Records provided:

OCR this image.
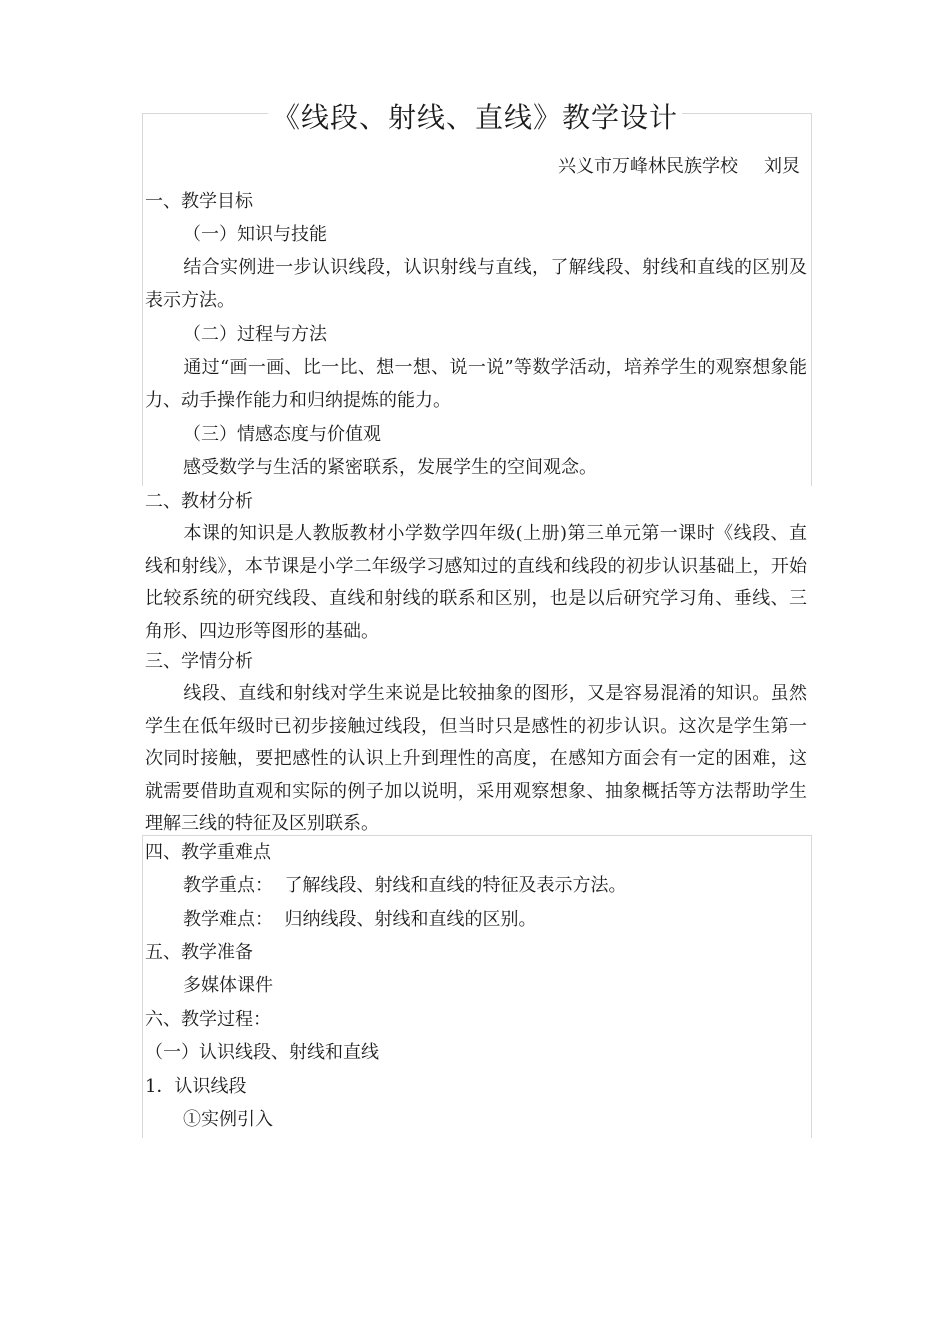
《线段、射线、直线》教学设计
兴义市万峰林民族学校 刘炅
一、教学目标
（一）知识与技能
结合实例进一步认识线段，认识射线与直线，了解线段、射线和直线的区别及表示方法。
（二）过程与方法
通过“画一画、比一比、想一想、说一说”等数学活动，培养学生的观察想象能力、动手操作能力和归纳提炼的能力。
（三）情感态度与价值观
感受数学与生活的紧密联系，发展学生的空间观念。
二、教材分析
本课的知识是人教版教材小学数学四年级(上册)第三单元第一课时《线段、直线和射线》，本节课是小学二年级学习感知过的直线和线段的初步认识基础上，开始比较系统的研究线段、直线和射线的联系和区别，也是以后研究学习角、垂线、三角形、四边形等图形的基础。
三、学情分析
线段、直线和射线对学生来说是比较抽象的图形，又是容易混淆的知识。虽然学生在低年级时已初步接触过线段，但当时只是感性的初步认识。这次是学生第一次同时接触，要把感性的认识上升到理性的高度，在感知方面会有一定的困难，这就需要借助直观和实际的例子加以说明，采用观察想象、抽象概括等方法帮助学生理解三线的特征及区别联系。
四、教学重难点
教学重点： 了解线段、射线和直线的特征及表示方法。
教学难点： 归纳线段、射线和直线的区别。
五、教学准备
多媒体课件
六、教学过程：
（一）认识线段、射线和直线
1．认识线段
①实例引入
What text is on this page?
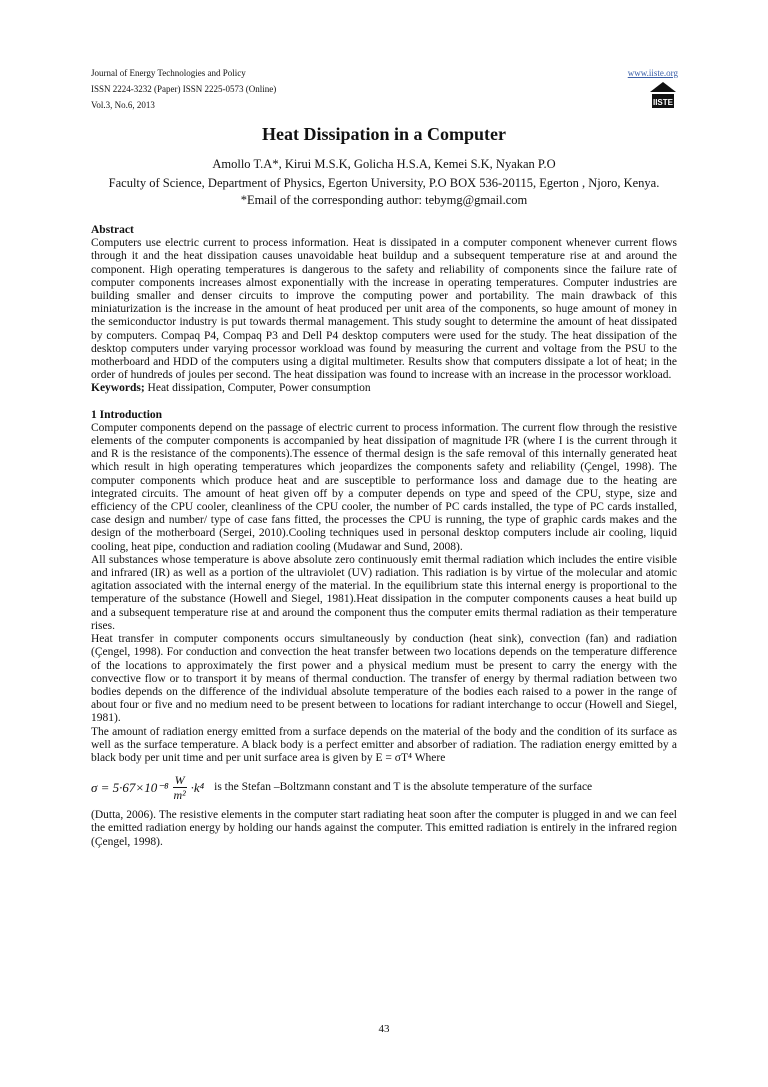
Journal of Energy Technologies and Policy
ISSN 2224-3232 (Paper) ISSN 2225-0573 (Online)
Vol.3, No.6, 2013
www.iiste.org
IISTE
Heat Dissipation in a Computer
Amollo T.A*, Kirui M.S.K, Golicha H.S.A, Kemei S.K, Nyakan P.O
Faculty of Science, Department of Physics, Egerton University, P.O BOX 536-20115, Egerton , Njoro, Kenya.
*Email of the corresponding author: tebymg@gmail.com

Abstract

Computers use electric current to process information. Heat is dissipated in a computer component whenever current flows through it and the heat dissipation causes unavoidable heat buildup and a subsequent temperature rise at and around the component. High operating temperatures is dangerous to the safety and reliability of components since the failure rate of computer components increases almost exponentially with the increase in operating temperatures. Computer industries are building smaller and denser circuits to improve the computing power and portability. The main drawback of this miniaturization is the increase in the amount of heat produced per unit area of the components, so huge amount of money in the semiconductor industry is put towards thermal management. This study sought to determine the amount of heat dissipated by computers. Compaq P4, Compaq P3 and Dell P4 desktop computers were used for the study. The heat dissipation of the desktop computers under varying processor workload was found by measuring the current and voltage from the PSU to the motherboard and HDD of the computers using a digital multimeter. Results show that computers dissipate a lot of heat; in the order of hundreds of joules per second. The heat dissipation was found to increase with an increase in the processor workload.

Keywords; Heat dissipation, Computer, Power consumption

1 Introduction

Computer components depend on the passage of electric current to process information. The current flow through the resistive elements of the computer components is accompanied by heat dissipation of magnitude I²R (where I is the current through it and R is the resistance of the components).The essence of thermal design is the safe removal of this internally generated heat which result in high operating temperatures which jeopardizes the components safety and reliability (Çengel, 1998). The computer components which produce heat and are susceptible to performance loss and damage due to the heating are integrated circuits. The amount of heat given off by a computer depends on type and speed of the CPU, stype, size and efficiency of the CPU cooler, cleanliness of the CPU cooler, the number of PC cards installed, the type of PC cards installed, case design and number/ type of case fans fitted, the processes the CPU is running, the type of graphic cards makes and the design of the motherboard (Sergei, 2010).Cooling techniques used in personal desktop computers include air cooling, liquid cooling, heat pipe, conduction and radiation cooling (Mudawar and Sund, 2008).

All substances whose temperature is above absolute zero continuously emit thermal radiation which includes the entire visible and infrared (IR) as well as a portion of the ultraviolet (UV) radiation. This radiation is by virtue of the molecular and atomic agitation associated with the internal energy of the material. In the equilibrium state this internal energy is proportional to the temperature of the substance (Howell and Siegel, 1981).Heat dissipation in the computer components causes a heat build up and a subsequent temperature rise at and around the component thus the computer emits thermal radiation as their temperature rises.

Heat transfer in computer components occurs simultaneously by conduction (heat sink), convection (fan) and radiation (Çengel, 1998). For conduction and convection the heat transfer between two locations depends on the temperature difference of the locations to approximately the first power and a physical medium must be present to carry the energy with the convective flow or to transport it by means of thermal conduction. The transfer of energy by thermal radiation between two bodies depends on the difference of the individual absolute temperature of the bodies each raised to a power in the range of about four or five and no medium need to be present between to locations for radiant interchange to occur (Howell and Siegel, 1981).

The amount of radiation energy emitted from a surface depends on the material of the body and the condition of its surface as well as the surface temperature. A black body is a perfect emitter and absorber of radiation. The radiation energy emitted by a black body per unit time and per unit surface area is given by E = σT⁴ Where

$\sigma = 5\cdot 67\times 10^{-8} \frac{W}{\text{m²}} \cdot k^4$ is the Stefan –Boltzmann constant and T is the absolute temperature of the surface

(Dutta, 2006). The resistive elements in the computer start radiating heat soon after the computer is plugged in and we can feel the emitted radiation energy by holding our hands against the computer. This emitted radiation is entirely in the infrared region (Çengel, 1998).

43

What the task asks: Repeat the records above exactly, leaving out the pictures.

Solution below:
OCR this image.
《线段、射线、直线》教学设计
兴义市万峰林民族学校 刘炅
一、教学目标
（一）知识与技能
结合实例进一步认识线段，认识射线与直线，了解线段、射线和直线的区别及表示方法。
（二）过程与方法
通过“画一画、比一比、想一想、说一说”等数学活动，培养学生的观察想象能力、动手操作能力和归纳提炼的能力。
（三）情感态度与价值观
感受数学与生活的紧密联系，发展学生的空间观念。
二、教材分析
本课的知识是人教版教材小学数学四年级(上册)第三单元第一课时《线段、直线和射线》，本节课是小学二年级学习感知过的直线和线段的初步认识基础上，开始比较系统的研究线段、直线和射线的联系和区别，也是以后研究学习角、垂线、三角形、四边形等图形的基础。
三、学情分析
线段、直线和射线对学生来说是比较抽象的图形，又是容易混淆的知识。虽然学生在低年级时已初步接触过线段，但当时只是感性的初步认识。这次是学生第一次同时接触，要把感性的认识上升到理性的高度，在感知方面会有一定的困难，这就需要借助直观和实际的例子加以说明，采用观察想象、抽象概括等方法帮助学生理解三线的特征及区别联系。
四、教学重难点
教学重点： 了解线段、射线和直线的特征及表示方法。
教学难点： 归纳线段、射线和直线的区别。
五、教学准备
多媒体课件
六、教学过程：
（一）认识线段、射线和直线
1．认识线段
①实例引入
What text is on this page?
Journal of Energy Technologies and Policy
ISSN 2224-3232 (Paper) ISSN 2225-0573 (Online)
Vol.3, No.6, 2013
www.iiste.org
IISTE
Heat Dissipation in a Computer
Amollo T.A*, Kirui M.S.K, Golicha H.S.A, Kemei S.K, Nyakan P.O
Faculty of Science, Department of Physics, Egerton University, P.O BOX 536-20115, Egerton , Njoro, Kenya.
*Email of the corresponding author: tebymg@gmail.com

Abstract

Computers use electric current to process information. Heat is dissipated in a computer component whenever current flows through it and the heat dissipation causes unavoidable heat buildup and a subsequent temperature rise at and around the component. High operating temperatures is dangerous to the safety and reliability of components since the failure rate of computer components increases almost exponentially with the increase in operating temperatures. Computer industries are building smaller and denser circuits to improve the computing power and portability. The main drawback of this miniaturization is the increase in the amount of heat produced per unit area of the components, so huge amount of money in the semiconductor industry is put towards thermal management. This study sought to determine the amount of heat dissipated by computers. Compaq P4, Compaq P3 and Dell P4 desktop computers were used for the study. The heat dissipation of the desktop computers under varying processor workload was found by measuring the current and voltage from the PSU to the motherboard and HDD of the computers using a digital multimeter. Results show that computers dissipate a lot of heat; in the order of hundreds of joules per second. The heat dissipation was found to increase with an increase in the processor workload.

Keywords; Heat dissipation, Computer, Power consumption

1 Introduction

Computer components depend on the passage of electric current to process information. The current flow through the resistive elements of the computer components is accompanied by heat dissipation of magnitude I²R (where I is the current through it and R is the resistance of the components).The essence of thermal design is the safe removal of this internally generated heat which result in high operating temperatures which jeopardizes the components safety and reliability (Çengel, 1998). The computer components which produce heat and are susceptible to performance loss and damage due to the heating are integrated circuits. The amount of heat given off by a computer depends on type and speed of the CPU, stype, size and efficiency of the CPU cooler, cleanliness of the CPU cooler, the number of PC cards installed, the type of PC cards installed, case design and number/ type of case fans fitted, the processes the CPU is running, the type of graphic cards makes and the design of the motherboard (Sergei, 2010).Cooling techniques used in personal desktop computers include air cooling, liquid cooling, heat pipe, conduction and radiation cooling (Mudawar and Sund, 2008).

All substances whose temperature is above absolute zero continuously emit thermal radiation which includes the entire visible and infrared (IR) as well as a portion of the ultraviolet (UV) radiation. This radiation is by virtue of the molecular and atomic agitation associated with the internal energy of the material. In the equilibrium state this internal energy is proportional to the temperature of the substance (Howell and Siegel, 1981).Heat dissipation in the computer components causes a heat build up and a subsequent temperature rise at and around the component thus the computer emits thermal radiation as their temperature rises.

Heat transfer in computer components occurs simultaneously by conduction (heat sink), convection (fan) and radiation (Çengel, 1998). For conduction and convection the heat transfer between two locations depends on the temperature difference of the locations to approximately the first power and a physical medium must be present to carry the energy with the convective flow or to transport it by means of thermal conduction. The transfer of energy by thermal radiation between two bodies depends on the difference of the individual absolute temperature of the bodies each raised to a power in the range of about four or five and no medium need to be present between to locations for radiant interchange to occur (Howell and Siegel, 1981).

The amount of radiation energy emitted from a surface depends on the material of the body and the condition of its surface as well as the surface temperature. A black body is a perfect emitter and absorber of radiation. The radiation energy emitted by a black body per unit time and per unit surface area is given by E = σT⁴ Where

$\sigma = 5\cdot 67\times 10^{-8} \frac{W}{\text{m²}} \cdot k^4$ is the Stefan –Boltzmann constant and T is the absolute temperature of the surface

(Dutta, 2006). The resistive elements in the computer start radiating heat soon after the computer is plugged in and we can feel the emitted radiation energy by holding our hands against the computer. This emitted radiation is entirely in the infrared region (Çengel, 1998).

43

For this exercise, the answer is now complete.